:: DATA EXCERPTS ::

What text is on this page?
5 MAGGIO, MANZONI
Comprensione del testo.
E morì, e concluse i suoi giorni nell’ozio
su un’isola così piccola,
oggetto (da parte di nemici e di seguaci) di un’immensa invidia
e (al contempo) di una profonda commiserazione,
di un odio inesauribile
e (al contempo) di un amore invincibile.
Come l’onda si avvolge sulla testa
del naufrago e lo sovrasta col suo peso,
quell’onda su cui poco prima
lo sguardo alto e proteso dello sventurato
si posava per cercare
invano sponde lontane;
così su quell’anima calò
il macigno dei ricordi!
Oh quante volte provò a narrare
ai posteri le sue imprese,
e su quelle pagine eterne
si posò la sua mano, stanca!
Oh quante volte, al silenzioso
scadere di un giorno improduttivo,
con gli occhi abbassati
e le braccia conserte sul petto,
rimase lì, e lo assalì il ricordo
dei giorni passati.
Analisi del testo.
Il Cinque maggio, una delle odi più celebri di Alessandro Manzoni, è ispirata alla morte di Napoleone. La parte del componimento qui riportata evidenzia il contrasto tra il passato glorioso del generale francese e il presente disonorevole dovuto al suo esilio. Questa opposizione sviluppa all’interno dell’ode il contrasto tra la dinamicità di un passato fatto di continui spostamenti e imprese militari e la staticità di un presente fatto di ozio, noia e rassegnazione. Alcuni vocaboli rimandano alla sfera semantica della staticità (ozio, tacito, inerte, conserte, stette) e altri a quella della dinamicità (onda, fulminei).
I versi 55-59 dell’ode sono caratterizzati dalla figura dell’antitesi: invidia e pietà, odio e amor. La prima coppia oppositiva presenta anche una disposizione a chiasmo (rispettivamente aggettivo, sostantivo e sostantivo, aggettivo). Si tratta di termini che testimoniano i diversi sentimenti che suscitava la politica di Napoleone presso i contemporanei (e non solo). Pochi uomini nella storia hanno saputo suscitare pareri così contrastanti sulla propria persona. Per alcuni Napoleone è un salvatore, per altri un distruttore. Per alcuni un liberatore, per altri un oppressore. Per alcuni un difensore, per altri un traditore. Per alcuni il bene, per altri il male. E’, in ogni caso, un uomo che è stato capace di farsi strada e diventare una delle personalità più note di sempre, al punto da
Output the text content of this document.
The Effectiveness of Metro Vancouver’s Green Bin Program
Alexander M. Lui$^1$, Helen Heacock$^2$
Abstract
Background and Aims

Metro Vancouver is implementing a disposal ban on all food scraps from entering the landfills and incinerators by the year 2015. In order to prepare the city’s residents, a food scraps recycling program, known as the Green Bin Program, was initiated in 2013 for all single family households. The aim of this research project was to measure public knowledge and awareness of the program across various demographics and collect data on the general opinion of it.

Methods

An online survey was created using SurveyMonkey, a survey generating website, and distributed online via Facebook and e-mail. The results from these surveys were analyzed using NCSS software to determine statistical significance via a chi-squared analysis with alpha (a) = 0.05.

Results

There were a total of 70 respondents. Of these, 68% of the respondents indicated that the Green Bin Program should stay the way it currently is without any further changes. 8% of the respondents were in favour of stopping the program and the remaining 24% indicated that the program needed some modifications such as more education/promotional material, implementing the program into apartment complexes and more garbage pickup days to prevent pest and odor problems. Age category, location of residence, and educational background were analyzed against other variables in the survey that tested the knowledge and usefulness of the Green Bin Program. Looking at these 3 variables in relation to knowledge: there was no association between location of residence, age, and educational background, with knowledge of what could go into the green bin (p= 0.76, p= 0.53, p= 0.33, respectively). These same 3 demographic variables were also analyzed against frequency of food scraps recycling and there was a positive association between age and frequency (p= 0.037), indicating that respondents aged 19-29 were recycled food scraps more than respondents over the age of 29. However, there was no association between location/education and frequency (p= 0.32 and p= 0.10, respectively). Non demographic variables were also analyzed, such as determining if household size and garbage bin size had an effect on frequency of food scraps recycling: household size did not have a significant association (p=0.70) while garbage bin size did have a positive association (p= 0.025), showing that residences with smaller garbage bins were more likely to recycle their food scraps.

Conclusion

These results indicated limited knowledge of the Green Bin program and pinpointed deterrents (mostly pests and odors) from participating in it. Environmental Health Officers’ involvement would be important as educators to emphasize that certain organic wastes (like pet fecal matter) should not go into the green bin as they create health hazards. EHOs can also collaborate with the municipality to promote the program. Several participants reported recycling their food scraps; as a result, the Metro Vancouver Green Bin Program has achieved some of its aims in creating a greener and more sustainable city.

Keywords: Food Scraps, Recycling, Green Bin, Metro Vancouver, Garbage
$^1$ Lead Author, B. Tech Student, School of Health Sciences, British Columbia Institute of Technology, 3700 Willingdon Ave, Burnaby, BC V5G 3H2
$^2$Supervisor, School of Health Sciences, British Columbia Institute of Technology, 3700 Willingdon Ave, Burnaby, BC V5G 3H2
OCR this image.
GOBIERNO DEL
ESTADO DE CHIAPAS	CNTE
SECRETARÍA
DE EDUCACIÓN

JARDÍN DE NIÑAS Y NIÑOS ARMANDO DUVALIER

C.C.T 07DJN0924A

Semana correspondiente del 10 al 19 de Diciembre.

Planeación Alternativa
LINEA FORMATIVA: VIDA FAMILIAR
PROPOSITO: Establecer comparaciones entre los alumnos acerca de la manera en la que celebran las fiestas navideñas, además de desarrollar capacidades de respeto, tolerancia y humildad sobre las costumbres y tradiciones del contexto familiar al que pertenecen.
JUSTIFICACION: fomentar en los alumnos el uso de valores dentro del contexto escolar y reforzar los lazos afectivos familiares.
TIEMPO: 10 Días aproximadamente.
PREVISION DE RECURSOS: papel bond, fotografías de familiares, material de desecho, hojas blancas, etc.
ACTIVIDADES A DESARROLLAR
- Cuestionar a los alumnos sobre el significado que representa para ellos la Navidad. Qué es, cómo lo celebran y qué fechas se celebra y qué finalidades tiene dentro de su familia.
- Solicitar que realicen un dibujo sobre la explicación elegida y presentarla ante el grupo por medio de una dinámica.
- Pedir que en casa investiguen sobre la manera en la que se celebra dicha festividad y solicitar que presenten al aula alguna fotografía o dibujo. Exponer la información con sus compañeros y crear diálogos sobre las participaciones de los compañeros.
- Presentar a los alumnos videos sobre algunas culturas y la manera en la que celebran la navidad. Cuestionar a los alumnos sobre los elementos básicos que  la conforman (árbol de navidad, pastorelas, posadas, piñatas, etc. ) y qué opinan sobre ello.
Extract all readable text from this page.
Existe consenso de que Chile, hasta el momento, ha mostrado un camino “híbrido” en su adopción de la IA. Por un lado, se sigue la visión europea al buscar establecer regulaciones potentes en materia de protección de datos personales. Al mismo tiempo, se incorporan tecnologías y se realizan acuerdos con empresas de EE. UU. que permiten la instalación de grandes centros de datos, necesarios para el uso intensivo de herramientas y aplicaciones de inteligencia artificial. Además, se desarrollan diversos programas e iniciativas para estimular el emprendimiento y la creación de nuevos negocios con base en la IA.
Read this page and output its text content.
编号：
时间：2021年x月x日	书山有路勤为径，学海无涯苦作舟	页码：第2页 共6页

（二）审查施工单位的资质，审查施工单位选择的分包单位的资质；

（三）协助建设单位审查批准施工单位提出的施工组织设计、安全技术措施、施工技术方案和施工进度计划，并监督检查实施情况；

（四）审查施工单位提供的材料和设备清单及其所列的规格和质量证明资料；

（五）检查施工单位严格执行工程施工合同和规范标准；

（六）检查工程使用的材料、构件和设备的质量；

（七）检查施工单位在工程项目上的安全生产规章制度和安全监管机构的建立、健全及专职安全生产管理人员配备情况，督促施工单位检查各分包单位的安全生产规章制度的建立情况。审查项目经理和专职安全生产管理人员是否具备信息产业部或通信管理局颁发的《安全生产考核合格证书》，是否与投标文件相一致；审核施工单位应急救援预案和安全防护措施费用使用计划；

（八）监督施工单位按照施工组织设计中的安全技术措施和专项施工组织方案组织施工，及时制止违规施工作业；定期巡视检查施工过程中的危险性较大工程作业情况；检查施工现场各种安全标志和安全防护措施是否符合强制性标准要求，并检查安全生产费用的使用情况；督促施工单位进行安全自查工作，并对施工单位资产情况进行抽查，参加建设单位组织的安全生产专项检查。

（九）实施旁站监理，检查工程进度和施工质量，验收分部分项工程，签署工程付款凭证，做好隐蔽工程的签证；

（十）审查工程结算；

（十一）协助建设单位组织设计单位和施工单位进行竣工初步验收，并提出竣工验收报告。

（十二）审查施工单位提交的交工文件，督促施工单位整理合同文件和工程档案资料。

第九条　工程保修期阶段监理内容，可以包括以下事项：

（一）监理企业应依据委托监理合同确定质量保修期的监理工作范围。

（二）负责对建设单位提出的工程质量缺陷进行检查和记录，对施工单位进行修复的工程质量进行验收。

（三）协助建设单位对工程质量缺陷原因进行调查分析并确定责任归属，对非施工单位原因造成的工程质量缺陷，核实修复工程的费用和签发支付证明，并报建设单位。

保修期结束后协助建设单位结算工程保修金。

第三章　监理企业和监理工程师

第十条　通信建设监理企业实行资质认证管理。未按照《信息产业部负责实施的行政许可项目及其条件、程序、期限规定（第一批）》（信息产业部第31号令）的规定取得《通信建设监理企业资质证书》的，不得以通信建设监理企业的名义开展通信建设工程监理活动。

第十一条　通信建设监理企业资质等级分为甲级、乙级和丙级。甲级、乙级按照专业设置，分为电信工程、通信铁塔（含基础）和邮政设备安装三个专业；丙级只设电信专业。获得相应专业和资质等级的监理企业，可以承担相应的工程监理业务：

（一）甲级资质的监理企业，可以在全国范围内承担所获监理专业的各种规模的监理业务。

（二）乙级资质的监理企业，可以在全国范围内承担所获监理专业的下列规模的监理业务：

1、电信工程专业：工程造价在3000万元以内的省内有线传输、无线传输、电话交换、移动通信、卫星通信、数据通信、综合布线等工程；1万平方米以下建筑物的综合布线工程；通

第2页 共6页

:::

From the entries above, extract every line where the word "familiares" appears.

### [TASK SOLUTION]
JUSTIFICACION: fomentar en los alumnos el uso de valores dentro del contexto escolar y reforzar los lazos afectivos familiares.
PREVISION DE RECURSOS: papel bond, fotografías de familiares, material de desecho, hojas blancas, etc.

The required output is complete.